### Things to do
• a. Translate this sentence from the Black Panthers article into Spanish: "It was not a coincidence that the civil rights movement erupted in the 1950s."
• b. Using the Black Panthers article, answer each question briefly:
(i) In what city and year was the Black Panther Party for Self Defense founded?
(ii) In which magazine did the reprinted article first appear?
(iii) Which anniversary was the article written to mark?

— Start Excerpt to read —

Lessons from the Black Panthers: “We’re not going to fight capitalism with black capitalism – we’re going to fight capitalism with socialism”
The Black Lives Matter protests which have swept the US and the globe have raised important questions about what strategy, programme and organisation are necessary to end racism in society. There has been particular interest in the history of the anti-racist struggle in the US. As a contribution to this discussion we reprint extracts from an article written by Hannah Sell which first appeared in the Socialist Party’s magazine, Socialism Today, in October 2006, to mark the 60th anniversary of the founding of the Black Panther Party. The full article can be read at socialismtoday.org
The Black Panther Party for Self Defense was founded in Oakland, California in 1966 and represented the highest point of the vast rebellion against racism and poverty which swept the US in the 1950s and 1960s.
It was not a coincidence that the civil rights movement erupted in the 1950s. World War Two had an effect. Not only had thousands of black soldiers fought and died for US imperialism, they were struck by the glaring hypocrisy of the war propaganda. Here was a capitalist class claiming they had to go to war against the racism of the Nazis, while in their own country vicious racism was the norm.

— End Excerpt to read —
— Start Excerpted data —

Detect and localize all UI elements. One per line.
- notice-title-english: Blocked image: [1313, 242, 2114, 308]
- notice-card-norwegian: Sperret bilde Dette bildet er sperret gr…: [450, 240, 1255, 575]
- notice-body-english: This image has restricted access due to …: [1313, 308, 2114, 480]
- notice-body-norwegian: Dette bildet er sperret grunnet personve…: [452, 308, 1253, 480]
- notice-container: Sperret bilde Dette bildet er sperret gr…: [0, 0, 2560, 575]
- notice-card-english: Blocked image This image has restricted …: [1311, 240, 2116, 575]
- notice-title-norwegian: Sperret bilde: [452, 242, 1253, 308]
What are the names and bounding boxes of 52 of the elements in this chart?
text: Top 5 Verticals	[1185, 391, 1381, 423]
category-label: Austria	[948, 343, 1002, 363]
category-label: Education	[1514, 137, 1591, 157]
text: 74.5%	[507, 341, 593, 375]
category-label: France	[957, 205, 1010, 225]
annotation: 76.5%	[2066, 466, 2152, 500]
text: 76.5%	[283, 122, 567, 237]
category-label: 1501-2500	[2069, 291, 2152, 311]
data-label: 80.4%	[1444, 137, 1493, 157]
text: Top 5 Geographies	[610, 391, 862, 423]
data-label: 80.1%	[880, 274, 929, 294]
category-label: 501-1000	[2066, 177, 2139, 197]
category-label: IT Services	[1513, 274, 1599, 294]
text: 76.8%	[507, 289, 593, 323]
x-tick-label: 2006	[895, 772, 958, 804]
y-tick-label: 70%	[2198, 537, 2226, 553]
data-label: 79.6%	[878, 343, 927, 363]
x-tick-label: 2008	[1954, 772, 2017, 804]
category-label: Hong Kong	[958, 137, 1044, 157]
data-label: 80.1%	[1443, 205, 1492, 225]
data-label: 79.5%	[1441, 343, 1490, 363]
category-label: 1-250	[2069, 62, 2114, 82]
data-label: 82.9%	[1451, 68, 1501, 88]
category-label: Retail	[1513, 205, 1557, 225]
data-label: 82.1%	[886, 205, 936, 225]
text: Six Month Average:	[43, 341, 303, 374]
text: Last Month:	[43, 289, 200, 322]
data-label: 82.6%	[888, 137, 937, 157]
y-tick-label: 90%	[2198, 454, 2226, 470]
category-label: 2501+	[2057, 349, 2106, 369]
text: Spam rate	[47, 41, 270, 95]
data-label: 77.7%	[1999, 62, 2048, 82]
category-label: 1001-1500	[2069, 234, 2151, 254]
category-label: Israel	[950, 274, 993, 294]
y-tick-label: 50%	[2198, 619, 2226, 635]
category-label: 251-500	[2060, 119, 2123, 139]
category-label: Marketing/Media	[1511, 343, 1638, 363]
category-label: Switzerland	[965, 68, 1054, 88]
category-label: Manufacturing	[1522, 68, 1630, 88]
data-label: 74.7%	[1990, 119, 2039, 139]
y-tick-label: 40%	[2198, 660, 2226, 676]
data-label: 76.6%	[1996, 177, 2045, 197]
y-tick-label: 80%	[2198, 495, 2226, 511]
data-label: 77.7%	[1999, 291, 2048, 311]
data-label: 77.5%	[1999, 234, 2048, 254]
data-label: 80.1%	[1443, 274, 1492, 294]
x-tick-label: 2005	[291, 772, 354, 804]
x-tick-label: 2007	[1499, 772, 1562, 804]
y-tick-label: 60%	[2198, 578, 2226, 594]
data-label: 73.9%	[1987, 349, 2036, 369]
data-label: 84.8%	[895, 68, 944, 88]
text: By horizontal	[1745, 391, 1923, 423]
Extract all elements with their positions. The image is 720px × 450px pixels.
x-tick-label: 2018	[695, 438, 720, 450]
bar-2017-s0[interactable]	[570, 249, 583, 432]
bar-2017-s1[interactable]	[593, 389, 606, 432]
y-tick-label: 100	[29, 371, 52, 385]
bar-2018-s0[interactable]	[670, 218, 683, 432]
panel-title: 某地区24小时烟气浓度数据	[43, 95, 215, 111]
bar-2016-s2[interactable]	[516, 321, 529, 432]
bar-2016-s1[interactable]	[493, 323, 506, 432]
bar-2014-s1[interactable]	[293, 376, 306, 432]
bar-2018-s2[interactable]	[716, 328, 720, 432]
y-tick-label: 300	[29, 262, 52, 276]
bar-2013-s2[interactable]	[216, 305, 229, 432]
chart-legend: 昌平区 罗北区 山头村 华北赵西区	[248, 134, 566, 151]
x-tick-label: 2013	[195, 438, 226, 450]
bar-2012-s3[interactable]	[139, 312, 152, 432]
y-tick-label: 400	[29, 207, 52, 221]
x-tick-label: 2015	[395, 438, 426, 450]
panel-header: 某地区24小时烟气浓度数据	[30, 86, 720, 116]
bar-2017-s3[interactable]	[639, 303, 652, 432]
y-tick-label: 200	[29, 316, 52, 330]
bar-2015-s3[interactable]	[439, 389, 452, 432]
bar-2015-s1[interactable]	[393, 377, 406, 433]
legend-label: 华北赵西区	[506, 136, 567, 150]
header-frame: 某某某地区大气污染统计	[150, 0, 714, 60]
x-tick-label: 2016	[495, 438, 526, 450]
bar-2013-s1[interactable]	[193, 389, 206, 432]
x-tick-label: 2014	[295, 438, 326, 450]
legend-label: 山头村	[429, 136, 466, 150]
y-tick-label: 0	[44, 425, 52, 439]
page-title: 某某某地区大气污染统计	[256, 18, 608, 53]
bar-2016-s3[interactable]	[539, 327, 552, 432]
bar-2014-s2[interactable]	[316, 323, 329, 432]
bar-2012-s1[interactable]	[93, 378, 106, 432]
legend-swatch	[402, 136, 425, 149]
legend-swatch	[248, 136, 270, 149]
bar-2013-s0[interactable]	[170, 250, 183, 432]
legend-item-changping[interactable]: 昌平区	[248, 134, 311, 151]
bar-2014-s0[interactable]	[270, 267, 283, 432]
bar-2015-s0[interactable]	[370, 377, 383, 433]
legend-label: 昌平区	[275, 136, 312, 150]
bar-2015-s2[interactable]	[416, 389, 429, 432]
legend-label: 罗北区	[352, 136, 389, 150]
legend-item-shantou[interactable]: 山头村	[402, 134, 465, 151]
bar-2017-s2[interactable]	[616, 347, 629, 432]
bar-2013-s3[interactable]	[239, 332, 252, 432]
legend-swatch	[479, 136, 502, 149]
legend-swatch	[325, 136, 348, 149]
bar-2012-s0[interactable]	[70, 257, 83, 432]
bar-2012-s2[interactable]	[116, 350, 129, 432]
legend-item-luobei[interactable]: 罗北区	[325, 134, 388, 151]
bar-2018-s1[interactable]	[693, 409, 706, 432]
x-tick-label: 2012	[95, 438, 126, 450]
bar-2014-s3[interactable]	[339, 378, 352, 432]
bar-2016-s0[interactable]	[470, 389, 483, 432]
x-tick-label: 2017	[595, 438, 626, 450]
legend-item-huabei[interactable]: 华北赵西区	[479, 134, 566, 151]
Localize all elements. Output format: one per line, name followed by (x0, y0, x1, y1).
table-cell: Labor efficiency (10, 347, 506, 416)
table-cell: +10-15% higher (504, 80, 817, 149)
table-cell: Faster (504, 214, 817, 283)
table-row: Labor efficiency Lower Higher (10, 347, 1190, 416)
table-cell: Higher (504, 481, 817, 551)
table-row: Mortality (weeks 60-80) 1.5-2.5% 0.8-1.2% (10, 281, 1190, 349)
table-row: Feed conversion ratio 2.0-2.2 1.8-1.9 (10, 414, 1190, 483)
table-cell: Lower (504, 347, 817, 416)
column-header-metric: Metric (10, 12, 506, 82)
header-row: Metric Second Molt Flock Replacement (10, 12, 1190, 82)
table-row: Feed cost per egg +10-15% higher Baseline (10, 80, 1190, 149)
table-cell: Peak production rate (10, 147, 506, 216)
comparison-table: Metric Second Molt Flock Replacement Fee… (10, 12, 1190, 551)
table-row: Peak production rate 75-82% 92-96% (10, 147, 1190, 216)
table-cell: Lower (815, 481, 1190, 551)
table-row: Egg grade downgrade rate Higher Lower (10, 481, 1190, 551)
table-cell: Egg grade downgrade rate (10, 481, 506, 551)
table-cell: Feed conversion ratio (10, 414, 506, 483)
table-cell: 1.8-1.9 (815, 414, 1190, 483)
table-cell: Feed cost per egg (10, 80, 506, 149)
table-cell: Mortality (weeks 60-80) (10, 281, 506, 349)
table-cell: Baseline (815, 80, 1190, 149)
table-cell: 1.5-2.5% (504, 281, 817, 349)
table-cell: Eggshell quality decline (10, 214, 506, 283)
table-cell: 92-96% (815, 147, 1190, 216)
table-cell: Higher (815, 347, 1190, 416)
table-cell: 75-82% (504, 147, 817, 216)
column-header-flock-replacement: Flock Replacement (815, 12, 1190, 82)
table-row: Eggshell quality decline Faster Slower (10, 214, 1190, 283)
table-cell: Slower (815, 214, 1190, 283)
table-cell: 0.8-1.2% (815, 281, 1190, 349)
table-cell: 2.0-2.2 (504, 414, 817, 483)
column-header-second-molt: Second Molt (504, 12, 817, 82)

— End Excerpted data —

### Solution list
• a. No fue una coincidencia que el movimiento por los derechos civiles estallara en la década de 1950.

• b.
(i) Oakland, California, in 1966.
(ii) Socialism Today, the Socialist Party's magazine.
(iii) The 60th anniversary of the founding of the Black Panther Party.